▸ **INSTRUCTIONS FOR THE TASK**
Copy out each line in the material below that has the word "this".

▸ **GIVEN ENTRIES**
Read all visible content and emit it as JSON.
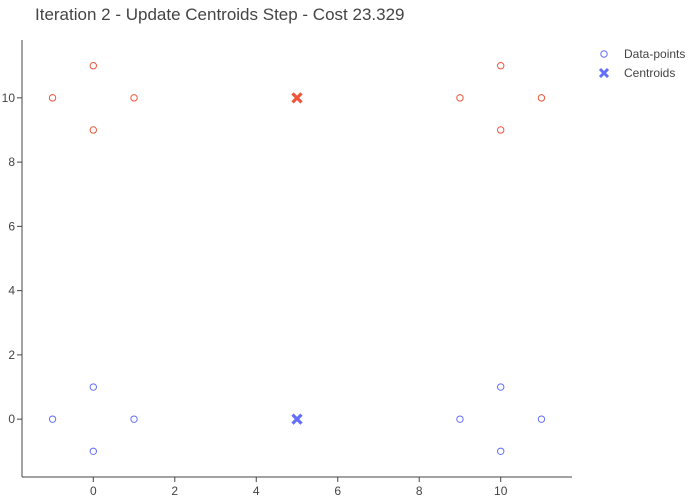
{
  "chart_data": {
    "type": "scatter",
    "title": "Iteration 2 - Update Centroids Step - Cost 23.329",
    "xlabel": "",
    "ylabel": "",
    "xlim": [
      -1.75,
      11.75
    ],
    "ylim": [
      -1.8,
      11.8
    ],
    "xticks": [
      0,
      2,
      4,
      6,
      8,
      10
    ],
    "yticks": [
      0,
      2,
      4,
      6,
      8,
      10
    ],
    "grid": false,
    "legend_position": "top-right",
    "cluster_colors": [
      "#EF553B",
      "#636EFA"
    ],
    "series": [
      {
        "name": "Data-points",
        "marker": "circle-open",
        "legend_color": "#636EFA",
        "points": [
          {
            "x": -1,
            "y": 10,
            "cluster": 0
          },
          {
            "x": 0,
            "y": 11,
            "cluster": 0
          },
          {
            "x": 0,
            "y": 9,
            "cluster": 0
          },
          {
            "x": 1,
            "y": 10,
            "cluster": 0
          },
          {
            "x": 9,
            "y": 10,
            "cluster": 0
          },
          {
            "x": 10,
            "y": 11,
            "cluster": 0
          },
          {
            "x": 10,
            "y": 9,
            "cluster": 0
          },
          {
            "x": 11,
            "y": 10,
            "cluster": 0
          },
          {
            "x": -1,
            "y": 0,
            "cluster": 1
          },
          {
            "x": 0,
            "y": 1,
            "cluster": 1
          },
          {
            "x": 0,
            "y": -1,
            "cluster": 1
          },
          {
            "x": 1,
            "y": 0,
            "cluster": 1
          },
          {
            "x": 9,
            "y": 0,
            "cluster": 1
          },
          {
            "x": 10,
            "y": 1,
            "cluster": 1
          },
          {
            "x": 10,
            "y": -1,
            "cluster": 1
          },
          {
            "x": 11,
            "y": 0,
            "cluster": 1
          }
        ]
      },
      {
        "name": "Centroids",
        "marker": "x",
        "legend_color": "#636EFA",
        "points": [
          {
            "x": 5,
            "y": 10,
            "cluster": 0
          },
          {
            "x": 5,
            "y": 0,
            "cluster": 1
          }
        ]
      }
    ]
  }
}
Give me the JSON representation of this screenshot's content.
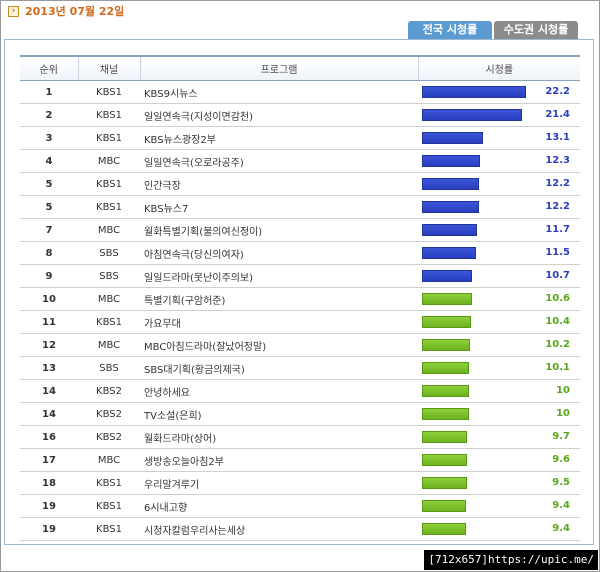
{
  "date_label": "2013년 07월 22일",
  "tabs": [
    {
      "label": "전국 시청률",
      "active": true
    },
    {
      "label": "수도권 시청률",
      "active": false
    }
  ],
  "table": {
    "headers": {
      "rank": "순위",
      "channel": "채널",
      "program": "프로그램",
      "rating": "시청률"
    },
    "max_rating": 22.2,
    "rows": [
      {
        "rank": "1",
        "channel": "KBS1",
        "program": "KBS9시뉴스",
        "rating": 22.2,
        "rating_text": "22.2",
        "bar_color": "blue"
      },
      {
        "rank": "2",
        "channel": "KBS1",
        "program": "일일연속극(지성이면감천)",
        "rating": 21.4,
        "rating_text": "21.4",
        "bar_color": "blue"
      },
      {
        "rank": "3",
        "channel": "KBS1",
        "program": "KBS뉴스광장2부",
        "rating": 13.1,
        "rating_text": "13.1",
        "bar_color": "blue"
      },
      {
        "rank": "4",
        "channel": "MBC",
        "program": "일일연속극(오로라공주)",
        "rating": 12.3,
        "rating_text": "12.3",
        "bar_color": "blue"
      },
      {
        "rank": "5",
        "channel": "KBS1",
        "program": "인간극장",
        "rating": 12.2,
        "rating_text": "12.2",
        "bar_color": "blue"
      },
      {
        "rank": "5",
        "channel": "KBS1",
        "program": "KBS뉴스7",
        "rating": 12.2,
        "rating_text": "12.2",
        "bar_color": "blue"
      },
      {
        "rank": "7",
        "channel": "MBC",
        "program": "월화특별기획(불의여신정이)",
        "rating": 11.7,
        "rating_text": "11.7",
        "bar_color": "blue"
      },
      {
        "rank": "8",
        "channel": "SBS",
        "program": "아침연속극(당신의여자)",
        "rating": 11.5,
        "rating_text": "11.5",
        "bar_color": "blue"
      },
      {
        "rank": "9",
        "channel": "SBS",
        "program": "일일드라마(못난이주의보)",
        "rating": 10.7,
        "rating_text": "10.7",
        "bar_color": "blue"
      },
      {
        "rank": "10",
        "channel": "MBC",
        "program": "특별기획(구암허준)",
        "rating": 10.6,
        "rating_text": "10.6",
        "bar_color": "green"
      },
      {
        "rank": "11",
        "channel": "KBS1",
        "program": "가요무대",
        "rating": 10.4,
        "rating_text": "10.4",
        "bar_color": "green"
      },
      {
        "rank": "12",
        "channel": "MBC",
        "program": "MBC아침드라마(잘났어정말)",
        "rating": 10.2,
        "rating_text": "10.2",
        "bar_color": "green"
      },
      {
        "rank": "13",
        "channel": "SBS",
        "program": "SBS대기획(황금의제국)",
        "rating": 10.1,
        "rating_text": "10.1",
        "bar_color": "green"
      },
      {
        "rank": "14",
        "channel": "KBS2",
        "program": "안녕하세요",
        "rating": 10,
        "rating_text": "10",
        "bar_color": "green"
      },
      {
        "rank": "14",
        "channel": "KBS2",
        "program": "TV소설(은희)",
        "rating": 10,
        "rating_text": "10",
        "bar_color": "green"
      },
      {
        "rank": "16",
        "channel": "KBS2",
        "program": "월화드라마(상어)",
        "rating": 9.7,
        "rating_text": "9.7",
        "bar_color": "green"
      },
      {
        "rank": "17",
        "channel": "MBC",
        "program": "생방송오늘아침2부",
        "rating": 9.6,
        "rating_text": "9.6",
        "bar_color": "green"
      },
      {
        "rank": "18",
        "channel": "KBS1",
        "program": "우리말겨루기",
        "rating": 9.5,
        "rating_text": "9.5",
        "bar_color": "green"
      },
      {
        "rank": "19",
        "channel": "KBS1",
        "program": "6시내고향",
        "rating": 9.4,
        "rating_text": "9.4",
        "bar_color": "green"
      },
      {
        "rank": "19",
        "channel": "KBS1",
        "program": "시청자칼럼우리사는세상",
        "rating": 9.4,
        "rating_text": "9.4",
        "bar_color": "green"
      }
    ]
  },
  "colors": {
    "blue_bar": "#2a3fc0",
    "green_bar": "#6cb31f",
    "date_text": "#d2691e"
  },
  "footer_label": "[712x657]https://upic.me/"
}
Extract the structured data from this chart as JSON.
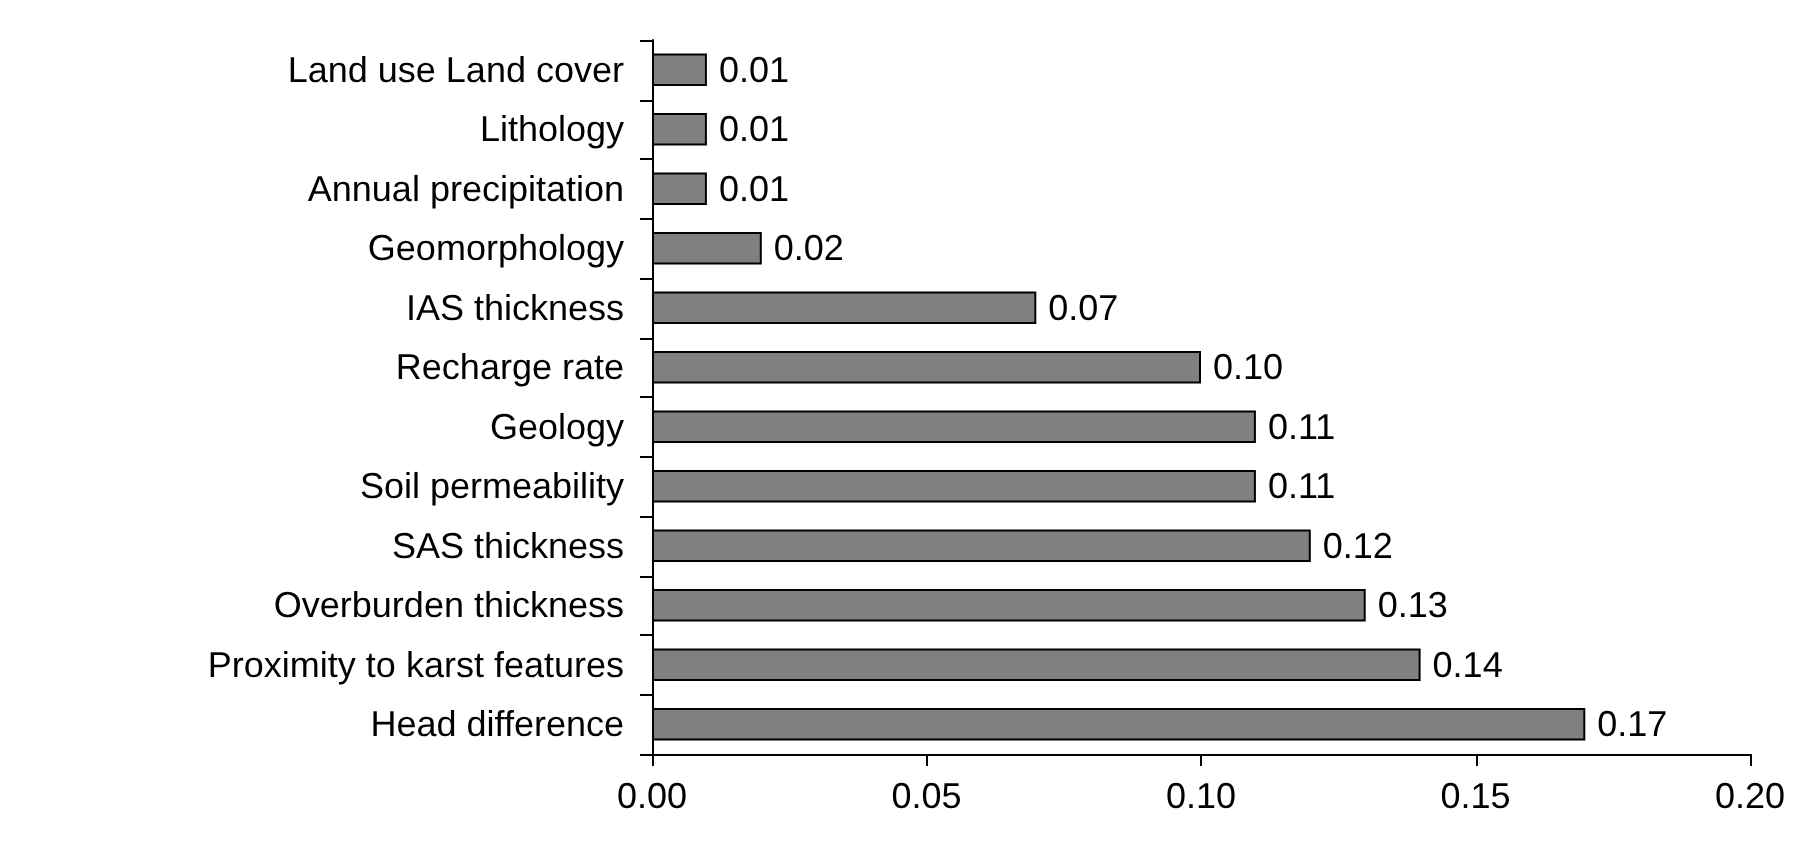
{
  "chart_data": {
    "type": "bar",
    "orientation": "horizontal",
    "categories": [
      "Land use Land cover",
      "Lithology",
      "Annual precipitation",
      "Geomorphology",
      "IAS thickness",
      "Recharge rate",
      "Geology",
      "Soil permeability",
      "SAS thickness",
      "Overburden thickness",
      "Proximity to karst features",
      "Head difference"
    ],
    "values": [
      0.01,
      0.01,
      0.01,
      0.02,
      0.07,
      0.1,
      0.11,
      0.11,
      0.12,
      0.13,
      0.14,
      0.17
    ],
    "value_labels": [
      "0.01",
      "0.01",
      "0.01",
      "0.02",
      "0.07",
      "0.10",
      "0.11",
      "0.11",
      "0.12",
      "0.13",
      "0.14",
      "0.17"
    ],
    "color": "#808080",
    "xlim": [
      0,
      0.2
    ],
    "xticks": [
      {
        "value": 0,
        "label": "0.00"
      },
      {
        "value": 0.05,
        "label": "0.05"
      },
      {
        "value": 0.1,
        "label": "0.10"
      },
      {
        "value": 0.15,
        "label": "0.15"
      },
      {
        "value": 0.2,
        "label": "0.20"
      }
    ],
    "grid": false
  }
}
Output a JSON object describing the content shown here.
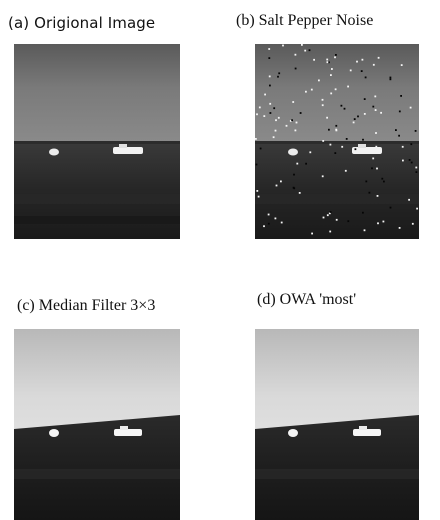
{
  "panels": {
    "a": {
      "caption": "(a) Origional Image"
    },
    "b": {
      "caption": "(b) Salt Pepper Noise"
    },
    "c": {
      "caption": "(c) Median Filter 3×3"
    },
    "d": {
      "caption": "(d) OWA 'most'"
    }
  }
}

▸ **EXERCISE RESULT**
Give me the JSON representation of this screenshot's content.
Extract the structured data from this chart as JSON.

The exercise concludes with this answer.